• SET EXERCISE: Only the pictures stay out; every record is to be quoted exactly.

Items from a dataset
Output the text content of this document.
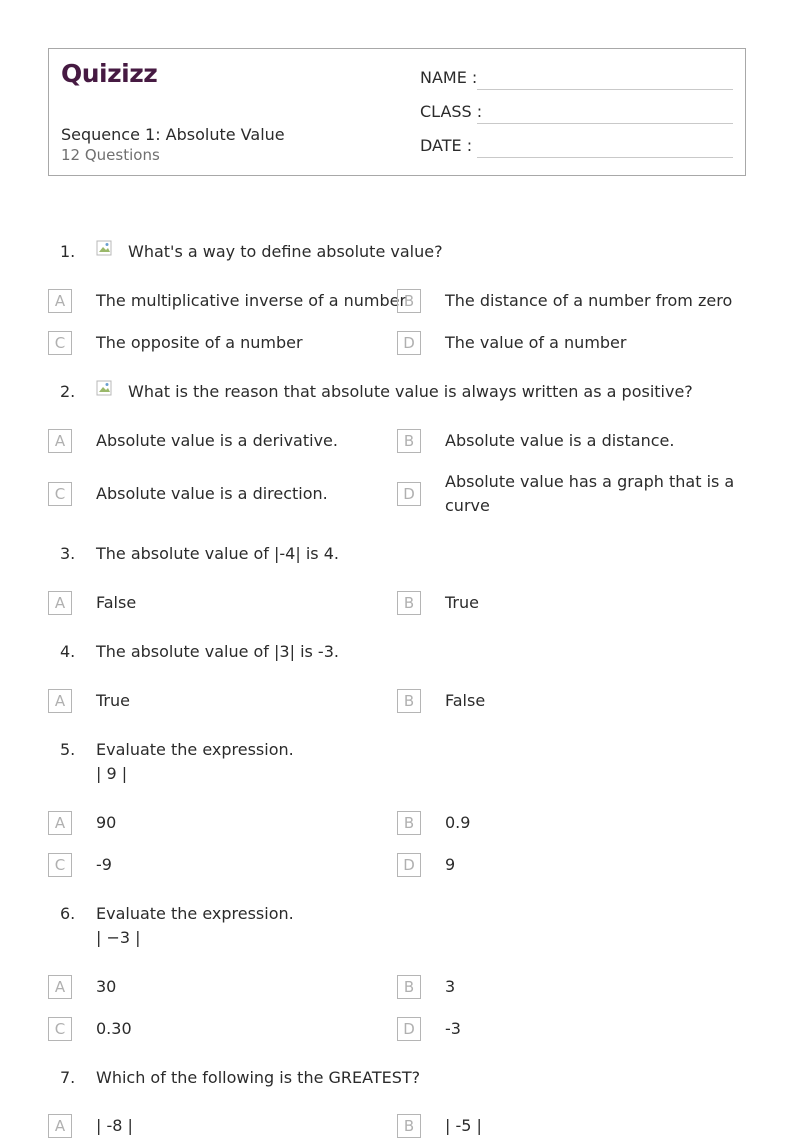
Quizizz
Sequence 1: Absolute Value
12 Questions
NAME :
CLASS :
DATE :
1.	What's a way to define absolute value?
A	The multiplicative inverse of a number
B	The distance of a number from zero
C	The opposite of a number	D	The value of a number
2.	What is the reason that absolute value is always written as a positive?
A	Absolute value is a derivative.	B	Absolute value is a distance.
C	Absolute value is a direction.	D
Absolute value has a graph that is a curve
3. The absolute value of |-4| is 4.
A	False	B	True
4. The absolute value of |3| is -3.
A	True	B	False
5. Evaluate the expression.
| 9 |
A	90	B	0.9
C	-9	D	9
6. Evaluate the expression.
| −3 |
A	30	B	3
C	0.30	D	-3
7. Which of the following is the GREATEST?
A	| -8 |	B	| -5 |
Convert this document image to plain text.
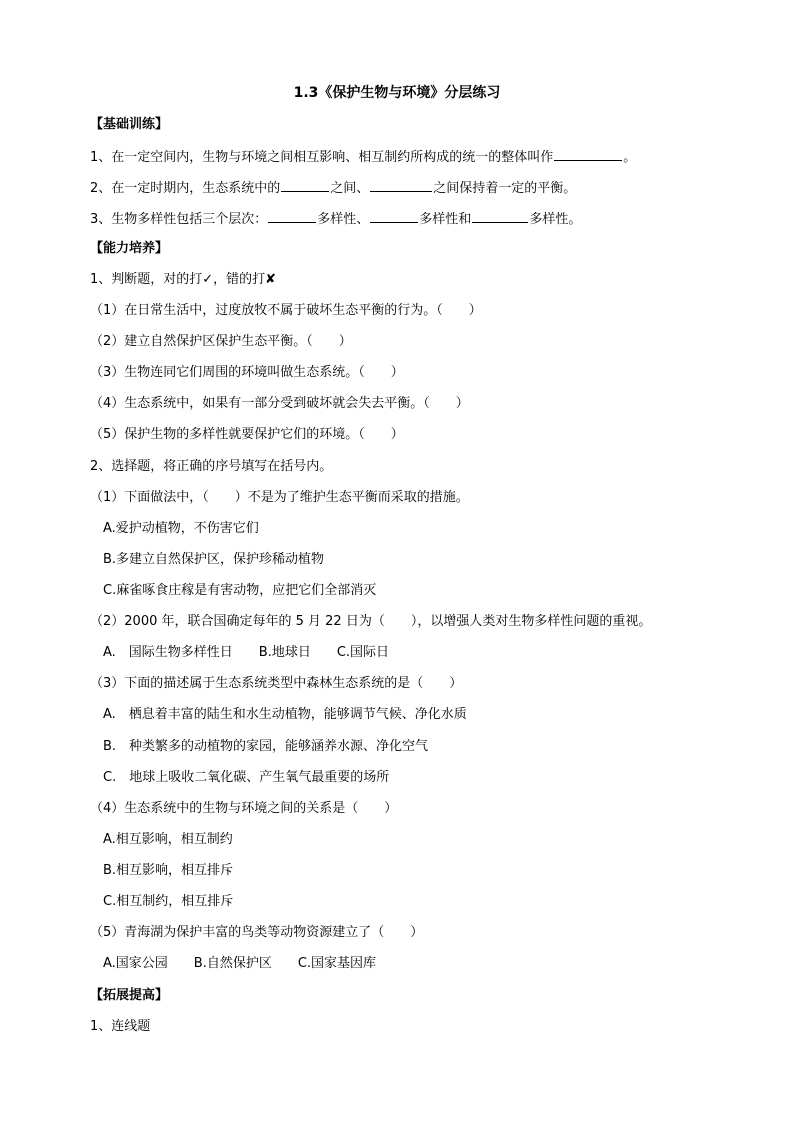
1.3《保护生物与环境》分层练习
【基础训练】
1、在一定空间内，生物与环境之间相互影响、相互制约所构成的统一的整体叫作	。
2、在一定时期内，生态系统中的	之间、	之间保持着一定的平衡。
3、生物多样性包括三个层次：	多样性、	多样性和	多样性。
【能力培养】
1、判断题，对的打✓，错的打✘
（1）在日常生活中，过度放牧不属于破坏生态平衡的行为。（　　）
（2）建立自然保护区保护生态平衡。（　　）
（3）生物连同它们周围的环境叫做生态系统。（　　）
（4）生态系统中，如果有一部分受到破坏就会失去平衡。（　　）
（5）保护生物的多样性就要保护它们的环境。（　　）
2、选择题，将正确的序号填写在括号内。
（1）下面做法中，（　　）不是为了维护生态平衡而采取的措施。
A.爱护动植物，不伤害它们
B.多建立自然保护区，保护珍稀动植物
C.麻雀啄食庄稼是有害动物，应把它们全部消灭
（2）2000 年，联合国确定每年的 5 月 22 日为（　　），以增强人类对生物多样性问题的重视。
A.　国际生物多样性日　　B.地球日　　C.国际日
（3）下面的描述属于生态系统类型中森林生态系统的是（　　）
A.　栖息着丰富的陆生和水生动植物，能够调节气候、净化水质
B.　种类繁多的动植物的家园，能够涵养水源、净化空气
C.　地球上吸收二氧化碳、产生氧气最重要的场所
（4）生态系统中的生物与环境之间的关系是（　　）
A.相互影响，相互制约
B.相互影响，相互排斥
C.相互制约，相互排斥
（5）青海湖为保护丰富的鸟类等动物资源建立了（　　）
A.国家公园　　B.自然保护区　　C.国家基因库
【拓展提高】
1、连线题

• ANSWER TO THIS EXERCISE:
Output the text content of this document.
Quizizz
Sequence 1: Absolute Value
12 Questions
NAME :
CLASS :
DATE :
1.	What's a way to define absolute value?
A	The multiplicative inverse of a number
B	The distance of a number from zero
C	The opposite of a number	D	The value of a number
2.	What is the reason that absolute value is always written as a positive?
A	Absolute value is a derivative.	B	Absolute value is a distance.
C	Absolute value is a direction.	D
Absolute value has a graph that is a curve
3. The absolute value of |-4| is 4.
A	False	B	True
4. The absolute value of |3| is -3.
A	True	B	False
5. Evaluate the expression.
| 9 |
A	90	B	0.9
C	-9	D	9
6. Evaluate the expression.
| −3 |
A	30	B	3
C	0.30	D	-3
7. Which of the following is the GREATEST?
A	| -8 |	B	| -5 |
Convert this document image to plain text.
1.3《保护生物与环境》分层练习
【基础训练】
1、在一定空间内，生物与环境之间相互影响、相互制约所构成的统一的整体叫作	。
2、在一定时期内，生态系统中的	之间、	之间保持着一定的平衡。
3、生物多样性包括三个层次：	多样性、	多样性和	多样性。
【能力培养】
1、判断题，对的打✓，错的打✘
（1）在日常生活中，过度放牧不属于破坏生态平衡的行为。（　　）
（2）建立自然保护区保护生态平衡。（　　）
（3）生物连同它们周围的环境叫做生态系统。（　　）
（4）生态系统中，如果有一部分受到破坏就会失去平衡。（　　）
（5）保护生物的多样性就要保护它们的环境。（　　）
2、选择题，将正确的序号填写在括号内。
（1）下面做法中，（　　）不是为了维护生态平衡而采取的措施。
A.爱护动植物，不伤害它们
B.多建立自然保护区，保护珍稀动植物
C.麻雀啄食庄稼是有害动物，应把它们全部消灭
（2）2000 年，联合国确定每年的 5 月 22 日为（　　），以增强人类对生物多样性问题的重视。
A.　国际生物多样性日　　B.地球日　　C.国际日
（3）下面的描述属于生态系统类型中森林生态系统的是（　　）
A.　栖息着丰富的陆生和水生动植物，能够调节气候、净化水质
B.　种类繁多的动植物的家园，能够涵养水源、净化空气
C.　地球上吸收二氧化碳、产生氧气最重要的场所
（4）生态系统中的生物与环境之间的关系是（　　）
A.相互影响，相互制约
B.相互影响，相互排斥
C.相互制约，相互排斥
（5）青海湖为保护丰富的鸟类等动物资源建立了（　　）
A.国家公园　　B.自然保护区　　C.国家基因库
【拓展提高】
1、连线题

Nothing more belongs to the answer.